▶ TASK OBJECTIVE
Print all the data, keeping every line exactly as it is.

BEGIN ENTRIES

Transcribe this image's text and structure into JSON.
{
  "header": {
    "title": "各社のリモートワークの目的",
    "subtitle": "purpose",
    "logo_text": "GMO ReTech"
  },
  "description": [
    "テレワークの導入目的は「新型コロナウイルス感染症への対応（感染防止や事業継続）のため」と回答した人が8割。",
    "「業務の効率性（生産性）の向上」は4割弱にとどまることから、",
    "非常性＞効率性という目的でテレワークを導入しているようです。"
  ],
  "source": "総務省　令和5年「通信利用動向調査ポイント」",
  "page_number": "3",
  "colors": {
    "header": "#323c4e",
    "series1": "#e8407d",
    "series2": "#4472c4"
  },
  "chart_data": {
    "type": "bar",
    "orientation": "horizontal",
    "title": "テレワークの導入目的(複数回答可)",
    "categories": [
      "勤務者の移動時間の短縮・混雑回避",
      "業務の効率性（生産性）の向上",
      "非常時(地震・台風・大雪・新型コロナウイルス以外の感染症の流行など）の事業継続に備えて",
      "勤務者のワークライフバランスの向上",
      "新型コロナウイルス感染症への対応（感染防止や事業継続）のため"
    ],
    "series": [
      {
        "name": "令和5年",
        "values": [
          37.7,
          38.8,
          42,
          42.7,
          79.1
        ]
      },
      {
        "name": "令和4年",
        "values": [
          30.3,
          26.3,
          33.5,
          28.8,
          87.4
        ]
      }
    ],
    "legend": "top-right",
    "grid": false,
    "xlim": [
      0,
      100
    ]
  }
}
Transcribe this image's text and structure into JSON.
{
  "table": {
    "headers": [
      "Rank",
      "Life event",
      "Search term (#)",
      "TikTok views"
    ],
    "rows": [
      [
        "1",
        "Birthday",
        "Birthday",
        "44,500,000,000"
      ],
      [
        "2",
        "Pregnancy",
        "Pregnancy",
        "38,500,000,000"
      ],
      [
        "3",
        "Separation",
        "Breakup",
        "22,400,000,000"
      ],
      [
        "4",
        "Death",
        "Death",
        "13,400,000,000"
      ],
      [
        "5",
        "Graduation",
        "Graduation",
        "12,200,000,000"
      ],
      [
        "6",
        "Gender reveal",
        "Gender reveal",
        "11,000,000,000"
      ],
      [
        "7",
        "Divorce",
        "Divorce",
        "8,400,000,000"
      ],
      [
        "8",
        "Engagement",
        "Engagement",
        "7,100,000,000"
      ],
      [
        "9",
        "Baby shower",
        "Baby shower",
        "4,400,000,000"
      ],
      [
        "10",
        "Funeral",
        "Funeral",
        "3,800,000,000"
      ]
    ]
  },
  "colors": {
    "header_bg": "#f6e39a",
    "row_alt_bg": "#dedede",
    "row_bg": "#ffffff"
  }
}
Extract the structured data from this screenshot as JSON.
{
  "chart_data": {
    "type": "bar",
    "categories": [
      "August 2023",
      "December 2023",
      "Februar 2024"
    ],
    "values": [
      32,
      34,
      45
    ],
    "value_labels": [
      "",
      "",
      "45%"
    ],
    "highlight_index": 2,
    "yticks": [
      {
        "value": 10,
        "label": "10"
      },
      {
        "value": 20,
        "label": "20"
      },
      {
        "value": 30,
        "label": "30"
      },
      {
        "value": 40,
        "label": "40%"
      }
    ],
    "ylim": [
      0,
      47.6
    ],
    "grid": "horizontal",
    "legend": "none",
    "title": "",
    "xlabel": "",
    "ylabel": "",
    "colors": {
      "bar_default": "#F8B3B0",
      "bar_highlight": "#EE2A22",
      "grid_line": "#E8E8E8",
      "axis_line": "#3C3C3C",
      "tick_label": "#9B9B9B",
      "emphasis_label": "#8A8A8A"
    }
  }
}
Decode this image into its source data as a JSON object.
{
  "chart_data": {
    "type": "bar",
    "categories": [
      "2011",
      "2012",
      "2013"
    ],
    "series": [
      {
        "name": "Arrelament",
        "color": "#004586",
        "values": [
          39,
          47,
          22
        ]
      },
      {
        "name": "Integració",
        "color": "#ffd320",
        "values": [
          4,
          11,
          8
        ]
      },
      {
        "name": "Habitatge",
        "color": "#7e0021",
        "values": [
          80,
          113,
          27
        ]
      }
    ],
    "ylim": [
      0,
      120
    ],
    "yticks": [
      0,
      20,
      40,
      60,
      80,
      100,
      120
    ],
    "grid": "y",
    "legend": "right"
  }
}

END ENTRIES

▶ FULL OUTPUT
Transcribe this image's text and structure into JSON.
{
  "header": {
    "title": "各社のリモートワークの目的",
    "subtitle": "purpose",
    "logo_text": "GMO ReTech"
  },
  "description": [
    "テレワークの導入目的は「新型コロナウイルス感染症への対応（感染防止や事業継続）のため」と回答した人が8割。",
    "「業務の効率性（生産性）の向上」は4割弱にとどまることから、",
    "非常性＞効率性という目的でテレワークを導入しているようです。"
  ],
  "source": "総務省　令和5年「通信利用動向調査ポイント」",
  "page_number": "3",
  "colors": {
    "header": "#323c4e",
    "series1": "#e8407d",
    "series2": "#4472c4"
  },
  "chart_data": {
    "type": "bar",
    "orientation": "horizontal",
    "title": "テレワークの導入目的(複数回答可)",
    "categories": [
      "勤務者の移動時間の短縮・混雑回避",
      "業務の効率性（生産性）の向上",
      "非常時(地震・台風・大雪・新型コロナウイルス以外の感染症の流行など）の事業継続に備えて",
      "勤務者のワークライフバランスの向上",
      "新型コロナウイルス感染症への対応（感染防止や事業継続）のため"
    ],
    "series": [
      {
        "name": "令和5年",
        "values": [
          37.7,
          38.8,
          42,
          42.7,
          79.1
        ]
      },
      {
        "name": "令和4年",
        "values": [
          30.3,
          26.3,
          33.5,
          28.8,
          87.4
        ]
      }
    ],
    "legend": "top-right",
    "grid": false,
    "xlim": [
      0,
      100
    ]
  }
}
Transcribe this image's text and structure into JSON.
{
  "table": {
    "headers": [
      "Rank",
      "Life event",
      "Search term (#)",
      "TikTok views"
    ],
    "rows": [
      [
        "1",
        "Birthday",
        "Birthday",
        "44,500,000,000"
      ],
      [
        "2",
        "Pregnancy",
        "Pregnancy",
        "38,500,000,000"
      ],
      [
        "3",
        "Separation",
        "Breakup",
        "22,400,000,000"
      ],
      [
        "4",
        "Death",
        "Death",
        "13,400,000,000"
      ],
      [
        "5",
        "Graduation",
        "Graduation",
        "12,200,000,000"
      ],
      [
        "6",
        "Gender reveal",
        "Gender reveal",
        "11,000,000,000"
      ],
      [
        "7",
        "Divorce",
        "Divorce",
        "8,400,000,000"
      ],
      [
        "8",
        "Engagement",
        "Engagement",
        "7,100,000,000"
      ],
      [
        "9",
        "Baby shower",
        "Baby shower",
        "4,400,000,000"
      ],
      [
        "10",
        "Funeral",
        "Funeral",
        "3,800,000,000"
      ]
    ]
  },
  "colors": {
    "header_bg": "#f6e39a",
    "row_alt_bg": "#dedede",
    "row_bg": "#ffffff"
  }
}
Extract the structured data from this screenshot as JSON.
{
  "chart_data": {
    "type": "bar",
    "categories": [
      "August 2023",
      "December 2023",
      "Februar 2024"
    ],
    "values": [
      32,
      34,
      45
    ],
    "value_labels": [
      "",
      "",
      "45%"
    ],
    "highlight_index": 2,
    "yticks": [
      {
        "value": 10,
        "label": "10"
      },
      {
        "value": 20,
        "label": "20"
      },
      {
        "value": 30,
        "label": "30"
      },
      {
        "value": 40,
        "label": "40%"
      }
    ],
    "ylim": [
      0,
      47.6
    ],
    "grid": "horizontal",
    "legend": "none",
    "title": "",
    "xlabel": "",
    "ylabel": "",
    "colors": {
      "bar_default": "#F8B3B0",
      "bar_highlight": "#EE2A22",
      "grid_line": "#E8E8E8",
      "axis_line": "#3C3C3C",
      "tick_label": "#9B9B9B",
      "emphasis_label": "#8A8A8A"
    }
  }
}
Decode this image into its source data as a JSON object.
{
  "chart_data": {
    "type": "bar",
    "categories": [
      "2011",
      "2012",
      "2013"
    ],
    "series": [
      {
        "name": "Arrelament",
        "color": "#004586",
        "values": [
          39,
          47,
          22
        ]
      },
      {
        "name": "Integració",
        "color": "#ffd320",
        "values": [
          4,
          11,
          8
        ]
      },
      {
        "name": "Habitatge",
        "color": "#7e0021",
        "values": [
          80,
          113,
          27
        ]
      }
    ],
    "ylim": [
      0,
      120
    ],
    "yticks": [
      0,
      20,
      40,
      60,
      80,
      100,
      120
    ],
    "grid": "y",
    "legend": "right"
  }
}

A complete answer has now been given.